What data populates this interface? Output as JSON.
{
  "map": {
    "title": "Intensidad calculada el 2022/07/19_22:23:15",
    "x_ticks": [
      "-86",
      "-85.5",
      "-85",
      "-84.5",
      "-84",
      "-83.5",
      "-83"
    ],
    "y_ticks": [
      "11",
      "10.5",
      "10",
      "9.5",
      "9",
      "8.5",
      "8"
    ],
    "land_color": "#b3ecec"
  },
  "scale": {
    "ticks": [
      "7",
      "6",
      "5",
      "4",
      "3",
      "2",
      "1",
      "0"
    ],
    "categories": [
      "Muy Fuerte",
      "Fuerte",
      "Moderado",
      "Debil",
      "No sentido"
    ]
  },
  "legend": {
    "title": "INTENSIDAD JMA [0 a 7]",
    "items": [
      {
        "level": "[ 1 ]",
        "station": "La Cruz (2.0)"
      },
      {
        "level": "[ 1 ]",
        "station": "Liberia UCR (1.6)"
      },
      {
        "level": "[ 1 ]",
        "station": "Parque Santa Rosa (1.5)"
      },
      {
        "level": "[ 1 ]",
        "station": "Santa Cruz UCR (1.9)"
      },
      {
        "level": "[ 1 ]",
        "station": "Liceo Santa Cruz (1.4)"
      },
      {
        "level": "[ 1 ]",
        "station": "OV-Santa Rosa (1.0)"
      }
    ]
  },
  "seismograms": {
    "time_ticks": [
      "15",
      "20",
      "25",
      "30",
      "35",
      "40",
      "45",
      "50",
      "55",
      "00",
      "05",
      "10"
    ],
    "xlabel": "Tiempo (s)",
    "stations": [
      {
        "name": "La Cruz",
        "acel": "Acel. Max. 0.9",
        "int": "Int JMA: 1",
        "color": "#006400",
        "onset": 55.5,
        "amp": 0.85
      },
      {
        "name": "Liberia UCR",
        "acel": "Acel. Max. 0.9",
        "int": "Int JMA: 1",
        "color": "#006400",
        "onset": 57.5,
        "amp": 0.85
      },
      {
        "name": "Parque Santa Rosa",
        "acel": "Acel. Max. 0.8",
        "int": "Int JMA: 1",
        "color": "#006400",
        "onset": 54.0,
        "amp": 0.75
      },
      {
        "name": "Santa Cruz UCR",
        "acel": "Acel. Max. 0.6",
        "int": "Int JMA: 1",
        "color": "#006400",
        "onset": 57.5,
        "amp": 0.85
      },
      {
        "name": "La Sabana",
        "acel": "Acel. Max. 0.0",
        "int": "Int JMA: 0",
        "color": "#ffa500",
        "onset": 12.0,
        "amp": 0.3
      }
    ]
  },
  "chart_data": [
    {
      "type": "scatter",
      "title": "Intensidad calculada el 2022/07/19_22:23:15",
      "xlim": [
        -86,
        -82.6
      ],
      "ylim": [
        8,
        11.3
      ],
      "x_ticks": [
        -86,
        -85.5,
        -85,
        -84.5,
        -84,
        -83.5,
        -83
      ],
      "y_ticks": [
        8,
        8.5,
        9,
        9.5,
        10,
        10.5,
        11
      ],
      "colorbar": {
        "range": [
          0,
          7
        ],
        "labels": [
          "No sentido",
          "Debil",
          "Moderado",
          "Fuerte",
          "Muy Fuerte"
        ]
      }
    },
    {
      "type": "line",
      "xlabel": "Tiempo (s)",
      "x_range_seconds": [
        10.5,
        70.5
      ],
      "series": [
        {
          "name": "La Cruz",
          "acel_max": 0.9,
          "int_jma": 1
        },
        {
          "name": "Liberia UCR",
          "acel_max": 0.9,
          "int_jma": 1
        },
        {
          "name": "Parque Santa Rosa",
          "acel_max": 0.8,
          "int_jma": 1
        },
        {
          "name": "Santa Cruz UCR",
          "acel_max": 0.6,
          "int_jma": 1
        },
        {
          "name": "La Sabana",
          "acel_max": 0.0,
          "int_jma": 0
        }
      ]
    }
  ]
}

--- --- ---

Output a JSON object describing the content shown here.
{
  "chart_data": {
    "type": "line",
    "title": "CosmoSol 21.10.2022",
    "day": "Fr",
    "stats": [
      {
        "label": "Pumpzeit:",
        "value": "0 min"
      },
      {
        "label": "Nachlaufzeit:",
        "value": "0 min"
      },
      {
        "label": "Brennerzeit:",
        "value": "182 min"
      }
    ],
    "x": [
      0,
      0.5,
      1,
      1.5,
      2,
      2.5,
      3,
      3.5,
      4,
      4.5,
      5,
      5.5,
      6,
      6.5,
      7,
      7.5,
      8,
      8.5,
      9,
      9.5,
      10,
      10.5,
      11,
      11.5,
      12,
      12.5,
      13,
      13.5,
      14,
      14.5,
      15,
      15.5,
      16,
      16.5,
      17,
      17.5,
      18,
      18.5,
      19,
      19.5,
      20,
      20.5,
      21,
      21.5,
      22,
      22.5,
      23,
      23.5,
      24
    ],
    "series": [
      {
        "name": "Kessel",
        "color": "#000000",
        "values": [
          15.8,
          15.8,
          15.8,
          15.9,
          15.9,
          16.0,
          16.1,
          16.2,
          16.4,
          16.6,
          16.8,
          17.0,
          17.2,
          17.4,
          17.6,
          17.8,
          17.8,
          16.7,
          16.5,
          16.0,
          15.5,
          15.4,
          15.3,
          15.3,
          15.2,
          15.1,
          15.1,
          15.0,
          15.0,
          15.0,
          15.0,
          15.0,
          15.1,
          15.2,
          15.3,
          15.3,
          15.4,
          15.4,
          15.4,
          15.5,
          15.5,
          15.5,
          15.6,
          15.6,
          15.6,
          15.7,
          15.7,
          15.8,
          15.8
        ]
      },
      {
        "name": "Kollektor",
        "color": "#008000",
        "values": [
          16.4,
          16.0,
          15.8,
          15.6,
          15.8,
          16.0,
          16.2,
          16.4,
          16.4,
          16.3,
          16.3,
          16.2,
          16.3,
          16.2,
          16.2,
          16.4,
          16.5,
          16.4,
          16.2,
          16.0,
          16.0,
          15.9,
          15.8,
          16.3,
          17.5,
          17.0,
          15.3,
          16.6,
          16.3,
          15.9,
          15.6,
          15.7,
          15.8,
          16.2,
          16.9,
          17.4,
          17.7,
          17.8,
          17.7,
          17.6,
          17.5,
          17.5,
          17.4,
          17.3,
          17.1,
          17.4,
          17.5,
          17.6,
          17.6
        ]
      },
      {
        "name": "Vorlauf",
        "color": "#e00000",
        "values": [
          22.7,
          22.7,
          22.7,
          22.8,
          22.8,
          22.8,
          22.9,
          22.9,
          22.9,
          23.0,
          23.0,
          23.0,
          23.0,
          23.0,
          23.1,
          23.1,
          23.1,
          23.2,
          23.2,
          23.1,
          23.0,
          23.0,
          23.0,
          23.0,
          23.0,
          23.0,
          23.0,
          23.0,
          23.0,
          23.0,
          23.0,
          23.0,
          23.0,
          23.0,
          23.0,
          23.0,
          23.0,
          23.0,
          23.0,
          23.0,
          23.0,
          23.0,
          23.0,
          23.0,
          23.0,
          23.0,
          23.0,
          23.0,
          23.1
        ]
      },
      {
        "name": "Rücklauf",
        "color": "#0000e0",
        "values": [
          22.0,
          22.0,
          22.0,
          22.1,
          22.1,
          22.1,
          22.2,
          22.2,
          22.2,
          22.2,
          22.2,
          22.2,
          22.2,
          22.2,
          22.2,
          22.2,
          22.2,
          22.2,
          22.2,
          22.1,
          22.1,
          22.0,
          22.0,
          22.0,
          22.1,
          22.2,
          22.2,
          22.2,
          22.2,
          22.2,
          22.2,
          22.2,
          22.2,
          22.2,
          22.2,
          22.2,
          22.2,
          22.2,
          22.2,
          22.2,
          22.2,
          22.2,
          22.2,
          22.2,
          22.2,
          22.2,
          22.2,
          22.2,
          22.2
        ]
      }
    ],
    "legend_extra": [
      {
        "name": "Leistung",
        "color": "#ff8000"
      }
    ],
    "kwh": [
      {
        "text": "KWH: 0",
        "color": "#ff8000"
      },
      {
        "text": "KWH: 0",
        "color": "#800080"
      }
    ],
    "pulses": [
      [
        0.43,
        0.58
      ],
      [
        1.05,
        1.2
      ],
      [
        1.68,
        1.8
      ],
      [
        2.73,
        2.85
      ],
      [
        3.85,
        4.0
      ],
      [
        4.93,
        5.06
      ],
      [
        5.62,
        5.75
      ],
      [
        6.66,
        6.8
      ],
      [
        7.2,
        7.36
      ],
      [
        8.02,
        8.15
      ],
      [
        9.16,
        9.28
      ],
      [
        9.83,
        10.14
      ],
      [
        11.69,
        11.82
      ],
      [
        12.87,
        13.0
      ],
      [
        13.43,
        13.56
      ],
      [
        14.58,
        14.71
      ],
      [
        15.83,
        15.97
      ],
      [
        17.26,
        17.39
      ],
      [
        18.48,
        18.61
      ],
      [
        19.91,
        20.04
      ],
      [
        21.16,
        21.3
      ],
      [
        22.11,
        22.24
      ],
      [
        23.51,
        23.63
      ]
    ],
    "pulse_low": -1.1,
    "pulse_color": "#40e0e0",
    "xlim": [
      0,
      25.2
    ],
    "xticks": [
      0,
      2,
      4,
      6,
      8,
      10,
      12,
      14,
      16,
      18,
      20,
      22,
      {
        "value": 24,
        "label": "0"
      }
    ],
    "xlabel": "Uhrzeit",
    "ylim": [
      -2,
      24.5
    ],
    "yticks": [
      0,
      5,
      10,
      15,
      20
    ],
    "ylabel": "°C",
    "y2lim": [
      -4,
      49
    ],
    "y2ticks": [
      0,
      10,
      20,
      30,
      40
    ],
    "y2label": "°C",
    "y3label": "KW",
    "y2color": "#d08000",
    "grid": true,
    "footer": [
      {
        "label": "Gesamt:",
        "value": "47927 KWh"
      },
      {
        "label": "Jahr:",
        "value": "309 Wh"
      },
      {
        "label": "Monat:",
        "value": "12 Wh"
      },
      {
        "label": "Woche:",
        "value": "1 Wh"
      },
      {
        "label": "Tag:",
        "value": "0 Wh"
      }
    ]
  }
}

--- --- ---

**What is needed**: Within the data above, pick out all lines holding the word "JSON".

**Answer to this task**:
What data populates this interface? Output as JSON.
Output a JSON object describing the content shown here.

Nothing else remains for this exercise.